Given exercise
Retype each record below word for word. Leave the pictures out.

======== Information supplied

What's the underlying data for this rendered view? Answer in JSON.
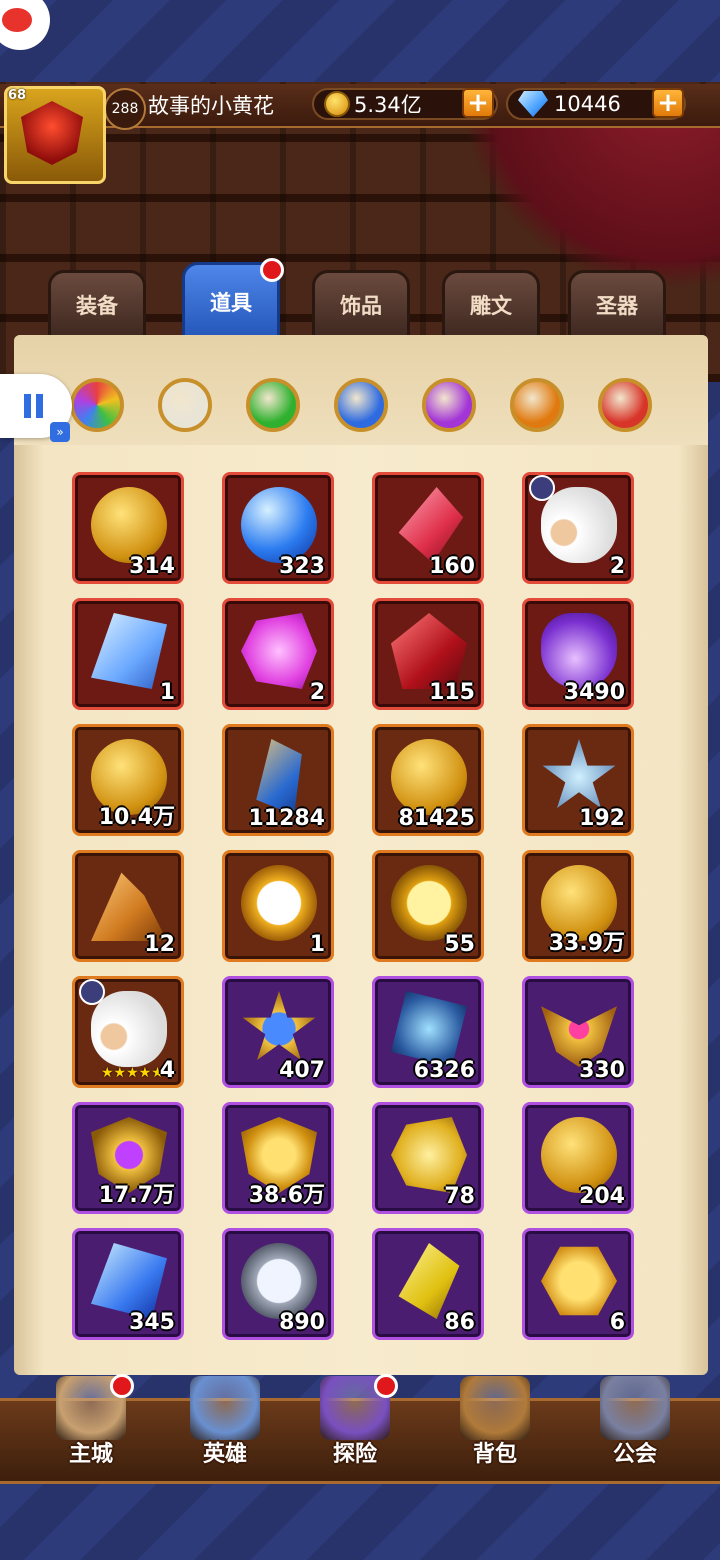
{
  "player": {
    "level": "68",
    "power_badge": "288",
    "name": "故事的小黄花"
  },
  "currency": {
    "gold": "5.34亿",
    "diamonds": "10446",
    "add_label": "+"
  },
  "tabs": [
    {
      "label": "装备",
      "active": false
    },
    {
      "label": "道具",
      "active": true,
      "has_notification": true
    },
    {
      "label": "饰品",
      "active": false
    },
    {
      "label": "雕文",
      "active": false
    },
    {
      "label": "圣器",
      "active": false
    }
  ],
  "filters": [
    "all-colors",
    "white",
    "green",
    "blue",
    "purple",
    "orange",
    "red"
  ],
  "filter_colors": {
    "white": "#e8e4d6",
    "green": "#2fb12f",
    "blue": "#2e6be0",
    "purple": "#a335d6",
    "orange": "#e07a10",
    "red": "#d8352a"
  },
  "items": [
    {
      "icon": "eagle-coin-icon",
      "count": "314",
      "rarity": "red"
    },
    {
      "icon": "blue-egg-icon",
      "count": "323",
      "rarity": "red"
    },
    {
      "icon": "red-crystal-shard-icon",
      "count": "160",
      "rarity": "red"
    },
    {
      "icon": "sheep-hero-icon",
      "count": "2",
      "rarity": "red"
    },
    {
      "icon": "rune-stone-icon",
      "count": "1",
      "rarity": "red"
    },
    {
      "icon": "pink-puzzle-icon",
      "count": "2",
      "rarity": "red"
    },
    {
      "icon": "red-crystal-cluster-icon",
      "count": "115",
      "rarity": "red"
    },
    {
      "icon": "purple-potion-icon",
      "count": "3490",
      "rarity": "red"
    },
    {
      "icon": "skull-coin-icon",
      "count": "10.4万",
      "rarity": "orange"
    },
    {
      "icon": "blue-shard-icon",
      "count": "11284",
      "rarity": "orange"
    },
    {
      "icon": "gold-coin-icon",
      "count": "81425",
      "rarity": "orange"
    },
    {
      "icon": "ice-star-icon",
      "count": "192",
      "rarity": "orange"
    },
    {
      "icon": "sand-pile-icon",
      "count": "12",
      "rarity": "orange"
    },
    {
      "icon": "stopwatch-icon",
      "count": "1",
      "rarity": "orange"
    },
    {
      "icon": "magnifier-gold-icon",
      "count": "55",
      "rarity": "orange"
    },
    {
      "icon": "small-gold-coin-icon",
      "count": "33.9万",
      "rarity": "orange"
    },
    {
      "icon": "sheep-hero-icon",
      "count": "4",
      "rarity": "orange",
      "stars": "★★★★★"
    },
    {
      "icon": "blue-gem-badge-icon",
      "count": "407",
      "rarity": "purple"
    },
    {
      "icon": "storm-stone-icon",
      "count": "6326",
      "rarity": "purple"
    },
    {
      "icon": "winged-emblem-icon",
      "count": "330",
      "rarity": "purple"
    },
    {
      "icon": "gem-shield-icon",
      "count": "17.7万",
      "rarity": "purple"
    },
    {
      "icon": "gold-shield-icon",
      "count": "38.6万",
      "rarity": "purple"
    },
    {
      "icon": "gold-puzzle-icon",
      "count": "78",
      "rarity": "purple"
    },
    {
      "icon": "m-coin-icon",
      "count": "204",
      "rarity": "purple"
    },
    {
      "icon": "blue-ice-crystal-icon",
      "count": "345",
      "rarity": "purple"
    },
    {
      "icon": "magnifier-silver-icon",
      "count": "890",
      "rarity": "purple"
    },
    {
      "icon": "yellow-crystal-icon",
      "count": "86",
      "rarity": "purple"
    },
    {
      "icon": "hex-coin-icon",
      "count": "6",
      "rarity": "purple"
    }
  ],
  "nav": [
    {
      "label": "主城",
      "icon": "castle-icon",
      "has_notification": true
    },
    {
      "label": "英雄",
      "icon": "hero-portrait-icon",
      "has_notification": false
    },
    {
      "label": "探险",
      "icon": "portal-icon",
      "has_notification": true
    },
    {
      "label": "背包",
      "icon": "backpack-icon",
      "has_notification": false
    },
    {
      "label": "公会",
      "icon": "guild-tower-icon",
      "has_notification": false
    }
  ]
}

================

Reply
What's the underlying data for this rendered view? Answer in JSON.
{
  "player": {
    "level": "68",
    "power_badge": "288",
    "name": "故事的小黄花"
  },
  "currency": {
    "gold": "5.34亿",
    "diamonds": "10446",
    "add_label": "+"
  },
  "tabs": [
    {
      "label": "装备",
      "active": false
    },
    {
      "label": "道具",
      "active": true,
      "has_notification": true
    },
    {
      "label": "饰品",
      "active": false
    },
    {
      "label": "雕文",
      "active": false
    },
    {
      "label": "圣器",
      "active": false
    }
  ],
  "filters": [
    "all-colors",
    "white",
    "green",
    "blue",
    "purple",
    "orange",
    "red"
  ],
  "filter_colors": {
    "white": "#e8e4d6",
    "green": "#2fb12f",
    "blue": "#2e6be0",
    "purple": "#a335d6",
    "orange": "#e07a10",
    "red": "#d8352a"
  },
  "items": [
    {
      "icon": "eagle-coin-icon",
      "count": "314",
      "rarity": "red"
    },
    {
      "icon": "blue-egg-icon",
      "count": "323",
      "rarity": "red"
    },
    {
      "icon": "red-crystal-shard-icon",
      "count": "160",
      "rarity": "red"
    },
    {
      "icon": "sheep-hero-icon",
      "count": "2",
      "rarity": "red"
    },
    {
      "icon": "rune-stone-icon",
      "count": "1",
      "rarity": "red"
    },
    {
      "icon": "pink-puzzle-icon",
      "count": "2",
      "rarity": "red"
    },
    {
      "icon": "red-crystal-cluster-icon",
      "count": "115",
      "rarity": "red"
    },
    {
      "icon": "purple-potion-icon",
      "count": "3490",
      "rarity": "red"
    },
    {
      "icon": "skull-coin-icon",
      "count": "10.4万",
      "rarity": "orange"
    },
    {
      "icon": "blue-shard-icon",
      "count": "11284",
      "rarity": "orange"
    },
    {
      "icon": "gold-coin-icon",
      "count": "81425",
      "rarity": "orange"
    },
    {
      "icon": "ice-star-icon",
      "count": "192",
      "rarity": "orange"
    },
    {
      "icon": "sand-pile-icon",
      "count": "12",
      "rarity": "orange"
    },
    {
      "icon": "stopwatch-icon",
      "count": "1",
      "rarity": "orange"
    },
    {
      "icon": "magnifier-gold-icon",
      "count": "55",
      "rarity": "orange"
    },
    {
      "icon": "small-gold-coin-icon",
      "count": "33.9万",
      "rarity": "orange"
    },
    {
      "icon": "sheep-hero-icon",
      "count": "4",
      "rarity": "orange",
      "stars": "★★★★★"
    },
    {
      "icon": "blue-gem-badge-icon",
      "count": "407",
      "rarity": "purple"
    },
    {
      "icon": "storm-stone-icon",
      "count": "6326",
      "rarity": "purple"
    },
    {
      "icon": "winged-emblem-icon",
      "count": "330",
      "rarity": "purple"
    },
    {
      "icon": "gem-shield-icon",
      "count": "17.7万",
      "rarity": "purple"
    },
    {
      "icon": "gold-shield-icon",
      "count": "38.6万",
      "rarity": "purple"
    },
    {
      "icon": "gold-puzzle-icon",
      "count": "78",
      "rarity": "purple"
    },
    {
      "icon": "m-coin-icon",
      "count": "204",
      "rarity": "purple"
    },
    {
      "icon": "blue-ice-crystal-icon",
      "count": "345",
      "rarity": "purple"
    },
    {
      "icon": "magnifier-silver-icon",
      "count": "890",
      "rarity": "purple"
    },
    {
      "icon": "yellow-crystal-icon",
      "count": "86",
      "rarity": "purple"
    },
    {
      "icon": "hex-coin-icon",
      "count": "6",
      "rarity": "purple"
    }
  ],
  "nav": [
    {
      "label": "主城",
      "icon": "castle-icon",
      "has_notification": true
    },
    {
      "label": "英雄",
      "icon": "hero-portrait-icon",
      "has_notification": false
    },
    {
      "label": "探险",
      "icon": "portal-icon",
      "has_notification": true
    },
    {
      "label": "背包",
      "icon": "backpack-icon",
      "has_notification": false
    },
    {
      "label": "公会",
      "icon": "guild-tower-icon",
      "has_notification": false
    }
  ]
}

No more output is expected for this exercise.